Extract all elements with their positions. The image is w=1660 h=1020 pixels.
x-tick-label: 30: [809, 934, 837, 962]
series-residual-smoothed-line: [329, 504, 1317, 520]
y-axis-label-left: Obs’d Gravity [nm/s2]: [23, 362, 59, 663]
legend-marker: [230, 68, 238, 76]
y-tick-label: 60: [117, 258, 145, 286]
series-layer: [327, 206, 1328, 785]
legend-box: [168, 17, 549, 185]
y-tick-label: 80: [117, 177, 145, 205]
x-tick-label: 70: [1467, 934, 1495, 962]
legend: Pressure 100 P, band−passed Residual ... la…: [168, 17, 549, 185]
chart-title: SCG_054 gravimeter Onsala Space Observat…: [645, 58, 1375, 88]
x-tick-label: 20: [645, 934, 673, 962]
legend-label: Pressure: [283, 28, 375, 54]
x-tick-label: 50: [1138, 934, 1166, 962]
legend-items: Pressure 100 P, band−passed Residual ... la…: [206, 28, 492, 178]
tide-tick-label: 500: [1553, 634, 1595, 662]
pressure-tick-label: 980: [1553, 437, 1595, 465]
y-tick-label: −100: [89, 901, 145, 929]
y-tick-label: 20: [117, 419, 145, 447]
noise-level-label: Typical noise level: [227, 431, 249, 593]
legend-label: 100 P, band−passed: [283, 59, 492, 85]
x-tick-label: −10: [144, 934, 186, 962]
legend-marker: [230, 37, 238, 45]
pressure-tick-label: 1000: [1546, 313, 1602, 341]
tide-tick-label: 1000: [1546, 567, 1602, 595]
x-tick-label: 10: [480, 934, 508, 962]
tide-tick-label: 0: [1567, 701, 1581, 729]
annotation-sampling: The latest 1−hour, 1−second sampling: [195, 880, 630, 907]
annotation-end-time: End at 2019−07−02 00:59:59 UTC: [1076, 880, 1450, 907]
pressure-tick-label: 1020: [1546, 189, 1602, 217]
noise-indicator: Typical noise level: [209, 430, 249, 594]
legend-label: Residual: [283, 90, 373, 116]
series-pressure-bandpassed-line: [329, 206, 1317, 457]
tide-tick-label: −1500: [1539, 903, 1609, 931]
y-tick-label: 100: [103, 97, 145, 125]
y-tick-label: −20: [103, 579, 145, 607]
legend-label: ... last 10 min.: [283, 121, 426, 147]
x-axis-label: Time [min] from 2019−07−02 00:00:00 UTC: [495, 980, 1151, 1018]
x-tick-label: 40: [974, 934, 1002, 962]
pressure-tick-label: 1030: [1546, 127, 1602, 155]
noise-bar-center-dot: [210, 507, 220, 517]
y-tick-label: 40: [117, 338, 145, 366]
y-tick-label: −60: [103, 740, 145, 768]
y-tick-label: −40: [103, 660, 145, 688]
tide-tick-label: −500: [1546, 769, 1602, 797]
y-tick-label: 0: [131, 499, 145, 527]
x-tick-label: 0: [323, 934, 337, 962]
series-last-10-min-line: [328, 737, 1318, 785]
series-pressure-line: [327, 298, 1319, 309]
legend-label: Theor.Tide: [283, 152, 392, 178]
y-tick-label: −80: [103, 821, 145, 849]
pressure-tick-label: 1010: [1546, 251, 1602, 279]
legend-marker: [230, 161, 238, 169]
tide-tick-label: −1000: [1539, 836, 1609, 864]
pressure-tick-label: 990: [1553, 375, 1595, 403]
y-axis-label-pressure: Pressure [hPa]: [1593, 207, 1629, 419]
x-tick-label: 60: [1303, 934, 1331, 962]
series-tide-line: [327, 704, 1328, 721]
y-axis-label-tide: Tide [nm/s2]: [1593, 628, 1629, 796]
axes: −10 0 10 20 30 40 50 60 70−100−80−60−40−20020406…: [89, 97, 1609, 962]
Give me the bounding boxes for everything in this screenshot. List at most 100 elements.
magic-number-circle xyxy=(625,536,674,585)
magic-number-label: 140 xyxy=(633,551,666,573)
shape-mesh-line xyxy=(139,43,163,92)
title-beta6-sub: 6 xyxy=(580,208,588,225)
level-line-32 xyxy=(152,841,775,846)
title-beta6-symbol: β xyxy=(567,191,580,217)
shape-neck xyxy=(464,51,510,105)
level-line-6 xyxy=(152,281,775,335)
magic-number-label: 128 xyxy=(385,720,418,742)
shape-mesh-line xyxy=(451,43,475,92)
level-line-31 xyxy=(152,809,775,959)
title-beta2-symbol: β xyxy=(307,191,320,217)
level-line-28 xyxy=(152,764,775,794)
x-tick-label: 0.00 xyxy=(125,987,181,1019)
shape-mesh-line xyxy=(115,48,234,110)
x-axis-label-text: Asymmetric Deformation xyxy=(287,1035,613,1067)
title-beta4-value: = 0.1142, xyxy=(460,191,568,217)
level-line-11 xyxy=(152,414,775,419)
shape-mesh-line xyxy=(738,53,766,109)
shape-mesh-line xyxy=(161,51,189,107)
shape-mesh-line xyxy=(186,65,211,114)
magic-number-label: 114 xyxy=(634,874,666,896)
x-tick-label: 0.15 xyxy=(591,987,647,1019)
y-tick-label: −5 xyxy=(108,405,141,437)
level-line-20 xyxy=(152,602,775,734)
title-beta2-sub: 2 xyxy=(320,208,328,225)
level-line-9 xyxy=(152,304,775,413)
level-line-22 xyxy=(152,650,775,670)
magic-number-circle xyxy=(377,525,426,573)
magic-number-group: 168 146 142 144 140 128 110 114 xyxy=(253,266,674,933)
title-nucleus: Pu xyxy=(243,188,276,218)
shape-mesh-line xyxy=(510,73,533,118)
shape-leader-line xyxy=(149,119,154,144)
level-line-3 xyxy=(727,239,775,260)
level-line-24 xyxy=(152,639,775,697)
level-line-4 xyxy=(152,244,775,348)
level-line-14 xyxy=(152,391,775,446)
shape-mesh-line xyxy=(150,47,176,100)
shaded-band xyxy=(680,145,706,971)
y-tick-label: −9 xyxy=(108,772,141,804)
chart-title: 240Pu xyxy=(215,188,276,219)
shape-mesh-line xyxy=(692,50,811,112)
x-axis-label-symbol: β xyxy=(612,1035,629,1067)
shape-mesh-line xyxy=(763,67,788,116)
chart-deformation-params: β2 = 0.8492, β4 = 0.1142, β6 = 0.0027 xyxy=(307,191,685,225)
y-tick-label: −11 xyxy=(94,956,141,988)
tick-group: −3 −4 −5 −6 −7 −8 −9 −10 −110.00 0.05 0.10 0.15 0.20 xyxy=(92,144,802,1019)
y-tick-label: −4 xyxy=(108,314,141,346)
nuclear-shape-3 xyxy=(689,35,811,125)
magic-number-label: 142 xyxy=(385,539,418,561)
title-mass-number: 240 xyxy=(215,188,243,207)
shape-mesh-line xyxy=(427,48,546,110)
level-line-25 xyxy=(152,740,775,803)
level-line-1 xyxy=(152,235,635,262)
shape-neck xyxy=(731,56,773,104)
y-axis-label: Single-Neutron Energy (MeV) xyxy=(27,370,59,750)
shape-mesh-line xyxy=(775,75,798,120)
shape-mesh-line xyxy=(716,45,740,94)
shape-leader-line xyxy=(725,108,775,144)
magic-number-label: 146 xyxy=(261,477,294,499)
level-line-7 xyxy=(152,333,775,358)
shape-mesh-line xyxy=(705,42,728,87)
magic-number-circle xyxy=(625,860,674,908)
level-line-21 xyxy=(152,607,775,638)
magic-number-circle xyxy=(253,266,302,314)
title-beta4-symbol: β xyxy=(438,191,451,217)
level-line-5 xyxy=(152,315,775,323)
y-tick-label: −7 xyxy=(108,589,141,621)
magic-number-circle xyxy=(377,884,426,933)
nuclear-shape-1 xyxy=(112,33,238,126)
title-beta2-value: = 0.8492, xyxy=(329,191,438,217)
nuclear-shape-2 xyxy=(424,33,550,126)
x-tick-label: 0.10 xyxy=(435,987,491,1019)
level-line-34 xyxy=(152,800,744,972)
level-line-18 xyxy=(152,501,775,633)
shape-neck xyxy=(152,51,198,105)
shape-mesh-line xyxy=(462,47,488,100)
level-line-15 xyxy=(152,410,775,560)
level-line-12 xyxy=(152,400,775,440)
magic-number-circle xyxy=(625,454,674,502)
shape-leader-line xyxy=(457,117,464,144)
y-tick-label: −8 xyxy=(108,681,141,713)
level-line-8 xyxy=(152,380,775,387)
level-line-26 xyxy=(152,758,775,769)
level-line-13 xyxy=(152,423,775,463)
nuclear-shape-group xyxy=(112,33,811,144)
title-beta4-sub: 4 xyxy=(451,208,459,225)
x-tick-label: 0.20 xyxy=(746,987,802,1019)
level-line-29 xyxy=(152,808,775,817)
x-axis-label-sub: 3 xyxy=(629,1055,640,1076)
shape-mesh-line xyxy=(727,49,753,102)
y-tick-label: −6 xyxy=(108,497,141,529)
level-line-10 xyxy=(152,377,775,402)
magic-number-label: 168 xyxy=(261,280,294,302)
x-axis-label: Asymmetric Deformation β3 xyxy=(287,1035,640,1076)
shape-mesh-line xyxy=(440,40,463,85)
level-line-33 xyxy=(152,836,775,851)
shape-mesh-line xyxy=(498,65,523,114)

» Task directions: Please rewrite everything in the listing, from its first line down to and including the line that contains "x-axis-label: Time [min]", as a numbered list with blank lines left out.

» Response for this exercise:
1. Extract all elements with their positions. The image is w=1660 h=1020 pixels.
2. x-tick-label: 30: [809, 934, 837, 962]
3. series-residual-smoothed-line: [329, 504, 1317, 520]
4. y-axis-label-left: Obs’d Gravity [nm/s2]: [23, 362, 59, 663]
5. legend-marker: [230, 68, 238, 76]
6. y-tick-label: 60: [117, 258, 145, 286]
7. series-layer: [327, 206, 1328, 785]
8. legend-box: [168, 17, 549, 185]
9. y-tick-label: 80: [117, 177, 145, 205]
10. x-tick-label: 70: [1467, 934, 1495, 962]
11. legend: Pressure 100 P, band−passed Residual ... la…: [168, 17, 549, 185]
12. chart-title: SCG_054 gravimeter Onsala Space Observat…: [645, 58, 1375, 88]
13. x-tick-label: 20: [645, 934, 673, 962]
14. legend-label: Pressure: [283, 28, 375, 54]
15. x-tick-label: 50: [1138, 934, 1166, 962]
16. legend-items: Pressure 100 P, band−passed Residual ... la…: [206, 28, 492, 178]
17. tide-tick-label: 500: [1553, 634, 1595, 662]
18. pressure-tick-label: 980: [1553, 437, 1595, 465]
19. y-tick-label: −100: [89, 901, 145, 929]
20. y-tick-label: 20: [117, 419, 145, 447]
21. noise-level-label: Typical noise level: [227, 431, 249, 593]
22. legend-label: 100 P, band−passed: [283, 59, 492, 85]
23. x-tick-label: −10: [144, 934, 186, 962]
24. legend-marker: [230, 37, 238, 45]
25. pressure-tick-label: 1000: [1546, 313, 1602, 341]
26. tide-tick-label: 1000: [1546, 567, 1602, 595]
27. x-tick-label: 10: [480, 934, 508, 962]
28. tide-tick-label: 0: [1567, 701, 1581, 729]
29. annotation-sampling: The latest 1−hour, 1−second sampling: [195, 880, 630, 907]
30. annotation-end-time: End at 2019−07−02 00:59:59 UTC: [1076, 880, 1450, 907]
31. pressure-tick-label: 1020: [1546, 189, 1602, 217]
32. noise-indicator: Typical noise level: [209, 430, 249, 594]
33. legend-label: Residual: [283, 90, 373, 116]
34. series-pressure-bandpassed-line: [329, 206, 1317, 457]
35. tide-tick-label: −1500: [1539, 903, 1609, 931]
36. y-tick-label: 100: [103, 97, 145, 125]
37. y-tick-label: −20: [103, 579, 145, 607]
38. legend-label: ... last 10 min.: [283, 121, 426, 147]
39. x-axis-label: Time [min] from 2019−07−02 00:00:00 UTC: [495, 980, 1151, 1018]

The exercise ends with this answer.